--- SOURCE ---

Planning for retirement means understanding your sources of income and organizing them strategically for maximum stability. Your retirement income will typically come from a combination of government benefits, pension funds, personal savings accounts, and other investments. Here’s a look at each category.
Government Benefits
Canada Pension Plan (CPP) and Old Age Security (OAS) are the core government-provided retirement benefits. CPP is based on your lifetime contributions, while OAS depends on your residency in Canada. These benefits are taxable, non-transferable, and end at death (unless supporting a spouse). Because of these limitations, they provide a basic income foundation but require supplemental sources. Still, they are guaranteed sources of income that will last your lifetime.
Employer Pensions and Savings Programs
Employer-sponsored pension plans can provide steady retirement income. Some employees are fortunate enough to have a Defined Benefit (DB) pension, which offers predictable, lifelong income. Others have Defined Contribution (DC) plans, also valuable, which depend on individual and employer contributions and investment growth. Upon retirement, employer savings programs (e.g. DC pensions or group RRSPs) are typically transferred into a Registered Retirement Savings Plan (RRSP) or a Locked-In Retirement Account (LIRA) for continued growth. That means that you become responsible for the investment management and for organizing the withdrawals during retirement.

--- MATERIAL SUPPLIED ---

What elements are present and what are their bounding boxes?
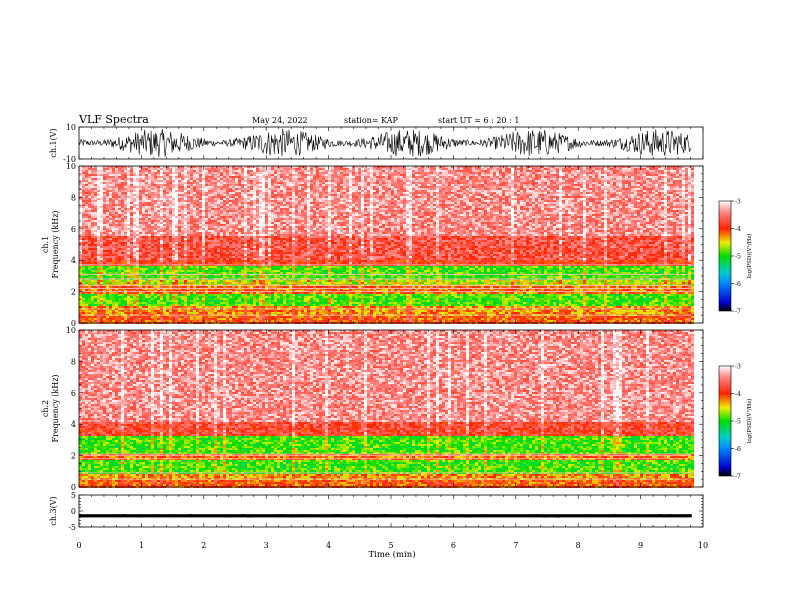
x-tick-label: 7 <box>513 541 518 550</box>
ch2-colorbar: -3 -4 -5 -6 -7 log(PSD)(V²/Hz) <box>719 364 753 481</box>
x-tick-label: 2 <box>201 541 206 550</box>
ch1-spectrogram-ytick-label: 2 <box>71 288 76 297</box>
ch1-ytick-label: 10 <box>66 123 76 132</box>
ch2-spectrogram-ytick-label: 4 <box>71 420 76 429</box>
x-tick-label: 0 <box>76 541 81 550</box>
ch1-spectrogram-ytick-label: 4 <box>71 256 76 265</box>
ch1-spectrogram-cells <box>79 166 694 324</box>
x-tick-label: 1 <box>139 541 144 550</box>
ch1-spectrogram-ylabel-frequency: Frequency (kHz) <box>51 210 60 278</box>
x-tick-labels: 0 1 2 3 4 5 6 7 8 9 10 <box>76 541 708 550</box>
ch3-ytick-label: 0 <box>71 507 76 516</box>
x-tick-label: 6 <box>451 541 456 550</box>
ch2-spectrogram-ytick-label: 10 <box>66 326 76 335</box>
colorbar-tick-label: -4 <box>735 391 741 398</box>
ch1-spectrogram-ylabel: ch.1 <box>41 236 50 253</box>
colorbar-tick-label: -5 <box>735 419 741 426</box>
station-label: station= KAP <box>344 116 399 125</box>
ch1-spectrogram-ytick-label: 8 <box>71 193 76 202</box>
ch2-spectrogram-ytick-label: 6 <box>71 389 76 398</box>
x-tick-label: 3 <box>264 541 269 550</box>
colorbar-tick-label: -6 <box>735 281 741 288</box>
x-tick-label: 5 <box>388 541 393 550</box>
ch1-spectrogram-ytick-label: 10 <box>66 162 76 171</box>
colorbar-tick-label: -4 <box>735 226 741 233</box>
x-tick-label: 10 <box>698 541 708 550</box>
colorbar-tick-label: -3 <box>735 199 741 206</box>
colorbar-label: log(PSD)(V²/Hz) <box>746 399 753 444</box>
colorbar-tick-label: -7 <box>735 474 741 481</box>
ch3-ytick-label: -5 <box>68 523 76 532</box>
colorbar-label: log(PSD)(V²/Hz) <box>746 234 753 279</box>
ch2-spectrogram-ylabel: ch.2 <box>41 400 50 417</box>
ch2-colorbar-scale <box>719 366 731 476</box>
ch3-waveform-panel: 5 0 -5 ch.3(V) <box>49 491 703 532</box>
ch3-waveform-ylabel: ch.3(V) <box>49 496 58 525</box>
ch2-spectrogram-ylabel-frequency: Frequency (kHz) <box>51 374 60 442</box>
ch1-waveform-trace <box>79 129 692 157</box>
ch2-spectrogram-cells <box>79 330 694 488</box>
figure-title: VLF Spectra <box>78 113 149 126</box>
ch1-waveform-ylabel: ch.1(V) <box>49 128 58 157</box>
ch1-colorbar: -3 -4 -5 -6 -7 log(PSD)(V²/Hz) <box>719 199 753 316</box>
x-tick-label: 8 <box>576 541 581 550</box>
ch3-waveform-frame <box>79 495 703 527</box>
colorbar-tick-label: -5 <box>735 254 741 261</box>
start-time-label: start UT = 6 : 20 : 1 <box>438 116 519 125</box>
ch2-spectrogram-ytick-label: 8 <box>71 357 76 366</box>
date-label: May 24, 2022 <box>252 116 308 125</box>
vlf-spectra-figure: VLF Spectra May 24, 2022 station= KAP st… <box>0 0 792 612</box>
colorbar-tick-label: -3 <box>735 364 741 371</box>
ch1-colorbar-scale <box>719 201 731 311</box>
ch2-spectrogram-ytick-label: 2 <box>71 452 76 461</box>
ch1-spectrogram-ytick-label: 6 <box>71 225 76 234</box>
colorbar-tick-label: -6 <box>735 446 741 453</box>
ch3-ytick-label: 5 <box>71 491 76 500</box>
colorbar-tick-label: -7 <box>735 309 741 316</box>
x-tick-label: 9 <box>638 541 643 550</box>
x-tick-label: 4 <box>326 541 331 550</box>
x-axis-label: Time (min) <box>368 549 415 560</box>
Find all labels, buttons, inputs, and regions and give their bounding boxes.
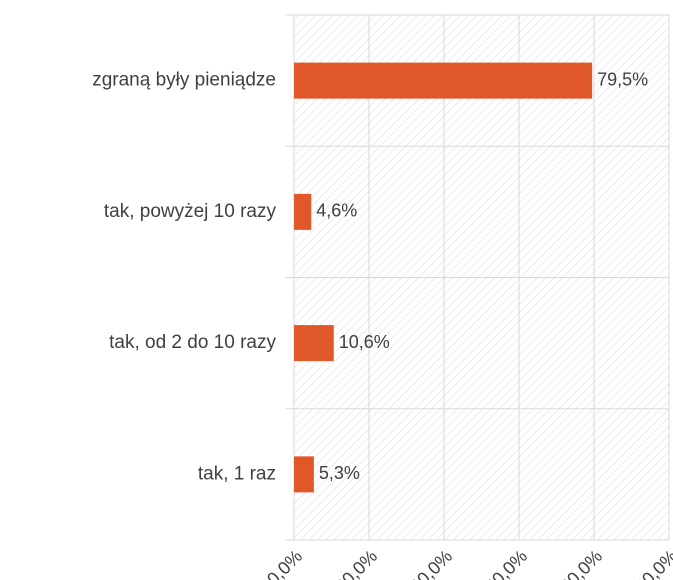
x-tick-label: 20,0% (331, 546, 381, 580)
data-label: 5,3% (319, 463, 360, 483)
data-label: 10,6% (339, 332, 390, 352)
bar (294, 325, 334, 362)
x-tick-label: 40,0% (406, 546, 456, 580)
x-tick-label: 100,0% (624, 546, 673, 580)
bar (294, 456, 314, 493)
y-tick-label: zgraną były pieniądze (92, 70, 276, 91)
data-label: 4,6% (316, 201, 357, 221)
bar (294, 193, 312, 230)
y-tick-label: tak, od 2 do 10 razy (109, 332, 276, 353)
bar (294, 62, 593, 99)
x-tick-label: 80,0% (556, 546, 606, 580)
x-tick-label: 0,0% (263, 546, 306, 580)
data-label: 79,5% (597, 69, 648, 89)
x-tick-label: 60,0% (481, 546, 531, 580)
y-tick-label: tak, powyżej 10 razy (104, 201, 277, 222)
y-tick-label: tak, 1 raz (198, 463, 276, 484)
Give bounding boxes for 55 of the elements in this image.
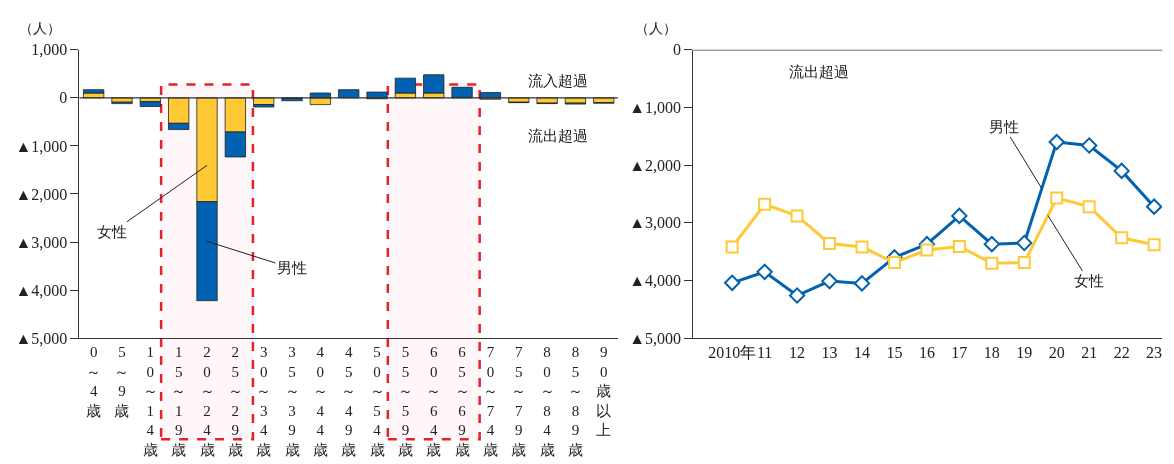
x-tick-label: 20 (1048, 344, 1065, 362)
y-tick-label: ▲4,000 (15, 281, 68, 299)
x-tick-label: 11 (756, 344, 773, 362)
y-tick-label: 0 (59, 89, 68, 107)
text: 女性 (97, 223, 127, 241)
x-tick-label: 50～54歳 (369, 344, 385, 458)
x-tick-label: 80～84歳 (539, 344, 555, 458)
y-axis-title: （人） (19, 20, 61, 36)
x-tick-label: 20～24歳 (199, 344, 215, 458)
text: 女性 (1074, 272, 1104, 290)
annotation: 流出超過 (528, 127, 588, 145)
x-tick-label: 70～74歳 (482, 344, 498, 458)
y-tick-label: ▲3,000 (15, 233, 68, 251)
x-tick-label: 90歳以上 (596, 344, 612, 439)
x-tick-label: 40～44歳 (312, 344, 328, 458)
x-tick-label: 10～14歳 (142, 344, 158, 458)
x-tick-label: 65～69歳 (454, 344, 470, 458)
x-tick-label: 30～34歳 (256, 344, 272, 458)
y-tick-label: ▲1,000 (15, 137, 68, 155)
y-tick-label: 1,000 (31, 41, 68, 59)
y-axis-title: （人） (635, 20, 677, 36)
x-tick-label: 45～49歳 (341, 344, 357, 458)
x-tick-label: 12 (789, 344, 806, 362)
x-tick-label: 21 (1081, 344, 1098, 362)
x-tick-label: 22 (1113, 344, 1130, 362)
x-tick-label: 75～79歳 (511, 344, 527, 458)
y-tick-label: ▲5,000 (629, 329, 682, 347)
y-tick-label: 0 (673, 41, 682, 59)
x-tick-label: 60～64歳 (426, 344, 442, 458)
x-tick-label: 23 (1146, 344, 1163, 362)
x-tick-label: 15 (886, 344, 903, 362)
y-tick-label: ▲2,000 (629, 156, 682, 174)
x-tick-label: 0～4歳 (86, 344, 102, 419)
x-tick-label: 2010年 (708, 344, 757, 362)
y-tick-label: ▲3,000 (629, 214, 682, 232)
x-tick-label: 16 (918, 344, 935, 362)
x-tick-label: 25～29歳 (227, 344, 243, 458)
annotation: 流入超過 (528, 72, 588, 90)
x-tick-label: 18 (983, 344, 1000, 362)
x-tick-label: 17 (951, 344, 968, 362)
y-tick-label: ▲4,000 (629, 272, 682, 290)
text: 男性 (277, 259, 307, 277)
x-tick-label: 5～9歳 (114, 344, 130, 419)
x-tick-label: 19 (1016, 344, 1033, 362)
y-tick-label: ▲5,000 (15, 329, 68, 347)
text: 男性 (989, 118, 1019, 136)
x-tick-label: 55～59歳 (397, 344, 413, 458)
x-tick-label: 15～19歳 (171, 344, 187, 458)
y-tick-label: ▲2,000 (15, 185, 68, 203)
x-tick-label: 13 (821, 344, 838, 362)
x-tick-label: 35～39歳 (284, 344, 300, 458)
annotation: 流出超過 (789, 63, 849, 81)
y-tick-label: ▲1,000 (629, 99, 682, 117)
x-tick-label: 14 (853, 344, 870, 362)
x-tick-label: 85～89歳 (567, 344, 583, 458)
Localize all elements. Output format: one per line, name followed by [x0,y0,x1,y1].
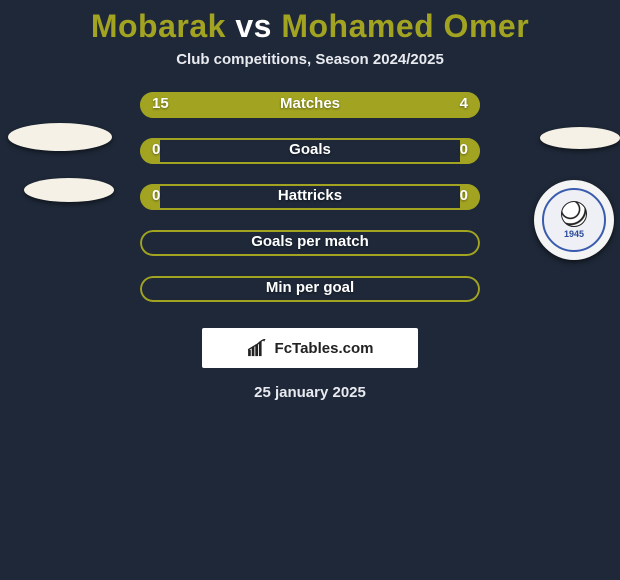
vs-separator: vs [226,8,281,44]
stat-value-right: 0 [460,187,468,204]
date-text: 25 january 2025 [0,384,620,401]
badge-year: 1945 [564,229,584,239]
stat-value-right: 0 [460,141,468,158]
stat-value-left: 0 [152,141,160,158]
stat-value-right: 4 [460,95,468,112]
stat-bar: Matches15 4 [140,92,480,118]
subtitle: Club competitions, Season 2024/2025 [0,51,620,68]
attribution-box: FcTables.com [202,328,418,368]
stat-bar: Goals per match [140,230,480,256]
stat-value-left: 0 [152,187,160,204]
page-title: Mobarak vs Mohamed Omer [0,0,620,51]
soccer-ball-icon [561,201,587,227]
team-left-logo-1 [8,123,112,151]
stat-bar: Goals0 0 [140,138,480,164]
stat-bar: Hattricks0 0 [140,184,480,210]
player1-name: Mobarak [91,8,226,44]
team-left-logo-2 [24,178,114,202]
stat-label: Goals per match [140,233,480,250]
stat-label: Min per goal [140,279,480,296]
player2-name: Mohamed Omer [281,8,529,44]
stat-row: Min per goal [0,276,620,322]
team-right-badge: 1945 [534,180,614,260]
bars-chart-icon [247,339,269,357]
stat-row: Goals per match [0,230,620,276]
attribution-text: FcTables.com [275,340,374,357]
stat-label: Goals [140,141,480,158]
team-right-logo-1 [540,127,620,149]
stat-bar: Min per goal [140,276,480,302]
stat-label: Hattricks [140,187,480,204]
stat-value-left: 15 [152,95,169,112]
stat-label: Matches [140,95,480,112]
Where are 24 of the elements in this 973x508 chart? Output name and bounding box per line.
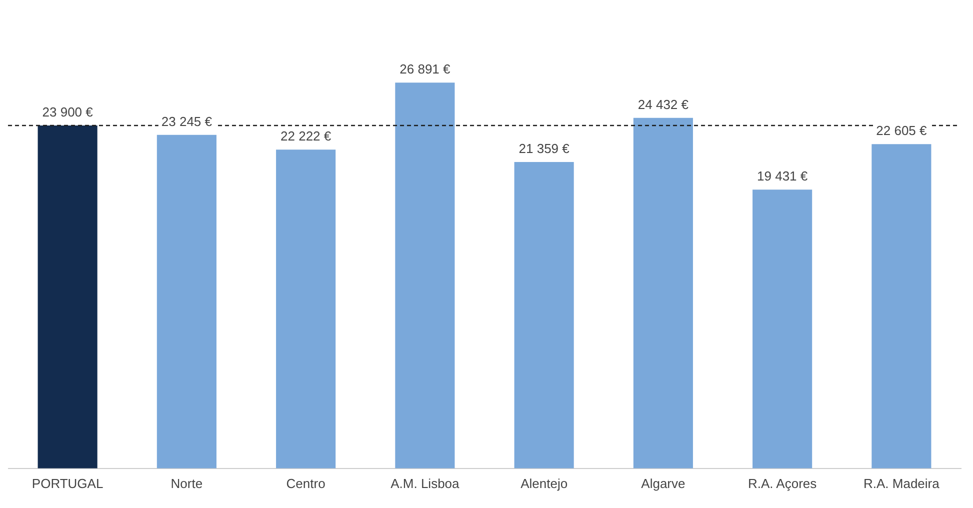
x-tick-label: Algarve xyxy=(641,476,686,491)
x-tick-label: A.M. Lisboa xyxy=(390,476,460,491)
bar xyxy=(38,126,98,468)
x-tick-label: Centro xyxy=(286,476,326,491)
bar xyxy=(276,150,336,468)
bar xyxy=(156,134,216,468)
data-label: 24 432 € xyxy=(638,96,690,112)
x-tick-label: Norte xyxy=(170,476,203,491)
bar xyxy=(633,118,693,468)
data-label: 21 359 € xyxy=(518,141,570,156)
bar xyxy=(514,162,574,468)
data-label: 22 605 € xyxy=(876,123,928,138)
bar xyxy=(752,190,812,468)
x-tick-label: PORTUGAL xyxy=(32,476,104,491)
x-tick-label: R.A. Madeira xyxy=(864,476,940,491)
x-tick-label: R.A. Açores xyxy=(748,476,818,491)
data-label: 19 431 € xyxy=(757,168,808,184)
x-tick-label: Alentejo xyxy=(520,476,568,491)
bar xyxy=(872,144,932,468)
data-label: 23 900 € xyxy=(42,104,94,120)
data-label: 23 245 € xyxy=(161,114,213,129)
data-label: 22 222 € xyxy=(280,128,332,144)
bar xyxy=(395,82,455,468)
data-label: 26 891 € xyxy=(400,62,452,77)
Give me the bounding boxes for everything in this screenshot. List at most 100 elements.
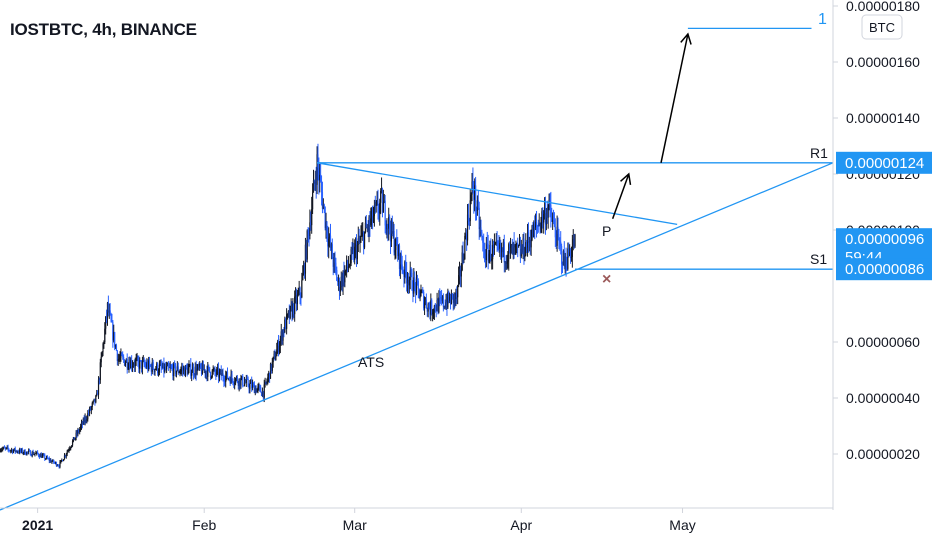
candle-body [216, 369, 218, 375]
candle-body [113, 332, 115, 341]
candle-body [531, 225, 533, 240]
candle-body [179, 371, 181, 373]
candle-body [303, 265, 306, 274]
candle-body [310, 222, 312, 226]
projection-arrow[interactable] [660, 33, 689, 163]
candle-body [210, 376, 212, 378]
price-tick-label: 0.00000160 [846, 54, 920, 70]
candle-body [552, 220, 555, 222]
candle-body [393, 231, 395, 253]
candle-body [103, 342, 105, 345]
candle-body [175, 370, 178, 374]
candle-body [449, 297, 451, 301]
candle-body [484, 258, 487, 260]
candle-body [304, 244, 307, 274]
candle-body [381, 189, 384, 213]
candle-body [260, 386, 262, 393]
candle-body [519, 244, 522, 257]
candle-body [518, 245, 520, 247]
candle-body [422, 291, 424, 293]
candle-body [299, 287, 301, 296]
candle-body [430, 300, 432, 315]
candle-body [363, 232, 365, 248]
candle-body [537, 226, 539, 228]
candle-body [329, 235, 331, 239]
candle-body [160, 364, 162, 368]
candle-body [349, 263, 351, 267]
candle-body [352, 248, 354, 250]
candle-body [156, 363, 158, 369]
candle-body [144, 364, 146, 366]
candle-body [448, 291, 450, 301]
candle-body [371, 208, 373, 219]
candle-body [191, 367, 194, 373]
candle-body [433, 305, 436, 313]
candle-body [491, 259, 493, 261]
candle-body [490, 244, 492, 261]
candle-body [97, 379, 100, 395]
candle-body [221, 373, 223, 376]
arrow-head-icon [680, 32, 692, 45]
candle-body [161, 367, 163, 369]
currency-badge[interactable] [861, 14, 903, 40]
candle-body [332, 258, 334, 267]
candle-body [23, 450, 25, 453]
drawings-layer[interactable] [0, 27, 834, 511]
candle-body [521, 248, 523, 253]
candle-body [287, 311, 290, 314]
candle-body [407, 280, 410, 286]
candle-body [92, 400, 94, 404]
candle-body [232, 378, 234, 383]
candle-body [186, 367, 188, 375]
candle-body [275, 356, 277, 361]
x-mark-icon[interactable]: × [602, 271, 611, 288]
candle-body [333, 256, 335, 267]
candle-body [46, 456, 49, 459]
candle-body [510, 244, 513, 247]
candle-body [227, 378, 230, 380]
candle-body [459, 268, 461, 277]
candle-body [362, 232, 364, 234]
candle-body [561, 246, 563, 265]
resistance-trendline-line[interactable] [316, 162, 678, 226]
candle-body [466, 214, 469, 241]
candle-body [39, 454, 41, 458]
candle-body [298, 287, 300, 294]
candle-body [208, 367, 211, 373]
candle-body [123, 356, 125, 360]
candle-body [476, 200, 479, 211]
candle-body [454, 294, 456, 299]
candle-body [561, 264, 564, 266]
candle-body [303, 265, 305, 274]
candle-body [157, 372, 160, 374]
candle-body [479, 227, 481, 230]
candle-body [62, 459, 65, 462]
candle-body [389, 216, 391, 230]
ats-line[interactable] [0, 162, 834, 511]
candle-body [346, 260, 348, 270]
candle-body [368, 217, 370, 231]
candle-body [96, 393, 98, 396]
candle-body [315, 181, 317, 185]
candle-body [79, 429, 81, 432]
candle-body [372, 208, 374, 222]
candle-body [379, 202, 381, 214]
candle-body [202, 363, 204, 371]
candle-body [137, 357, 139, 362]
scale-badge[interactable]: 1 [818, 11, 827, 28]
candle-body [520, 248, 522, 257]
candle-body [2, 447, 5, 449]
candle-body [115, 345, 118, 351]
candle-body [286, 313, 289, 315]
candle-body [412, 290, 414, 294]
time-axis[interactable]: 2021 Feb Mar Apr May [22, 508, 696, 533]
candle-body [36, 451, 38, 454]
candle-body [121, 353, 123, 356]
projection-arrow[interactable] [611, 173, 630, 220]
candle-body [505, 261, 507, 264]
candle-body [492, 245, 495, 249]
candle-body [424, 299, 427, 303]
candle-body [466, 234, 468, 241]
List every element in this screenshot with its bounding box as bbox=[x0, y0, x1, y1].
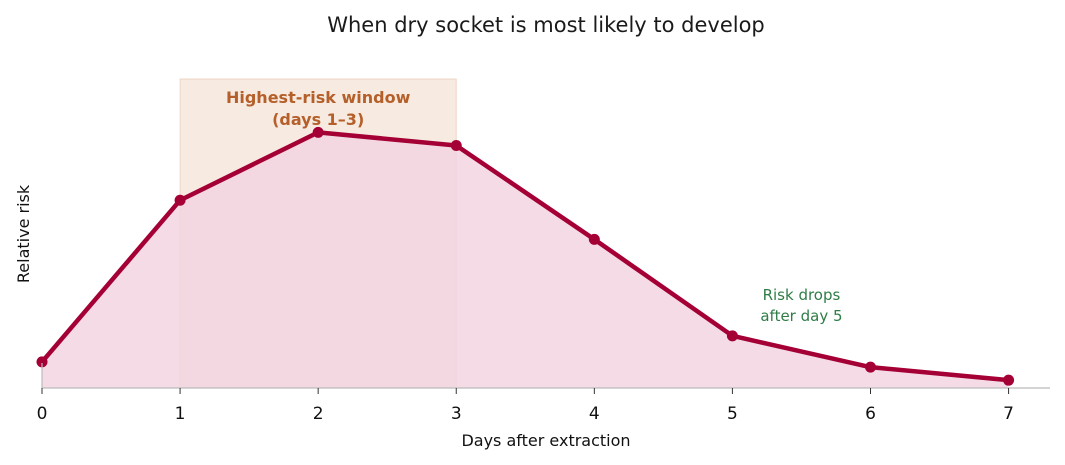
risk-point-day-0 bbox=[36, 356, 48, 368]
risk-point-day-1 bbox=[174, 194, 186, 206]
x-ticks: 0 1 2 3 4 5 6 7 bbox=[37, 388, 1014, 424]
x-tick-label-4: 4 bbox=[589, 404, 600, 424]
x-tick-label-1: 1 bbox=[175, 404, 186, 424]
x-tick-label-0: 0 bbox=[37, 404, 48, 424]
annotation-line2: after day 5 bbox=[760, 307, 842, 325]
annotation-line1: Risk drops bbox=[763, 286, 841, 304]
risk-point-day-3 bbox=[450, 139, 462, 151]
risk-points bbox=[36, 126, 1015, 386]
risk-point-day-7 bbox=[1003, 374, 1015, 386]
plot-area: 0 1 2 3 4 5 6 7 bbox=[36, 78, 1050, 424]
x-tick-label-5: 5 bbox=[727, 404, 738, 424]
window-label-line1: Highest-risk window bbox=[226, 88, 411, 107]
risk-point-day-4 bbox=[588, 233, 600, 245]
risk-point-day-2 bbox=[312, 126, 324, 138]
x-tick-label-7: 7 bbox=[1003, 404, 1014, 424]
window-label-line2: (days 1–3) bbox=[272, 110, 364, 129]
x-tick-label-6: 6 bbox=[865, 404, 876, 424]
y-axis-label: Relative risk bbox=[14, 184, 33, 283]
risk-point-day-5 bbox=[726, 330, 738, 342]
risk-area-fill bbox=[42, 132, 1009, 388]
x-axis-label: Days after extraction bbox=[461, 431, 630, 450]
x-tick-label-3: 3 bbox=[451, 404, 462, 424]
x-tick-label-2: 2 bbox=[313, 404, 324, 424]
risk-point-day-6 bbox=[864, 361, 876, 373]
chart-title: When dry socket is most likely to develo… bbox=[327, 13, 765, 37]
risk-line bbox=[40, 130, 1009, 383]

---

## TASK REQUIREMENTS
[1] Rewrite the retirement income text from "Planning for retirement" to "last your lifetime.", putting "partner" in place of "spouse".
[2] According to the retirement income text, what does Old Age Security depend on?
[3] List the sources that the retirement income text says retirement income typically comes from.
The rows come from a different source than the retirement income text.

## THE REPLIES
[1]
Planning for retirement means understanding your sources of income and organizing them strategically for maximum stability. Your retirement income will typically come from a combination of government benefits, pension funds, personal savings accounts, and other investments. Here’s a look at each category.
Government Benefits
Canada Pension Plan (CPP) and Old Age Security (OAS) are the core government-provided retirement benefits. CPP is based on your lifetime contributions, while OAS depends on your residency in Canada. These benefits are taxable, non-transferable, and end at death (unless supporting a partner). Because of these limitations, they provide a basic income foundation but require supplemental sources. Still, they are guaranteed sources of income that will last your lifetime.

[2] Residency in Canada.

[3] Government benefits, pension funds, personal savings accounts, and other investments.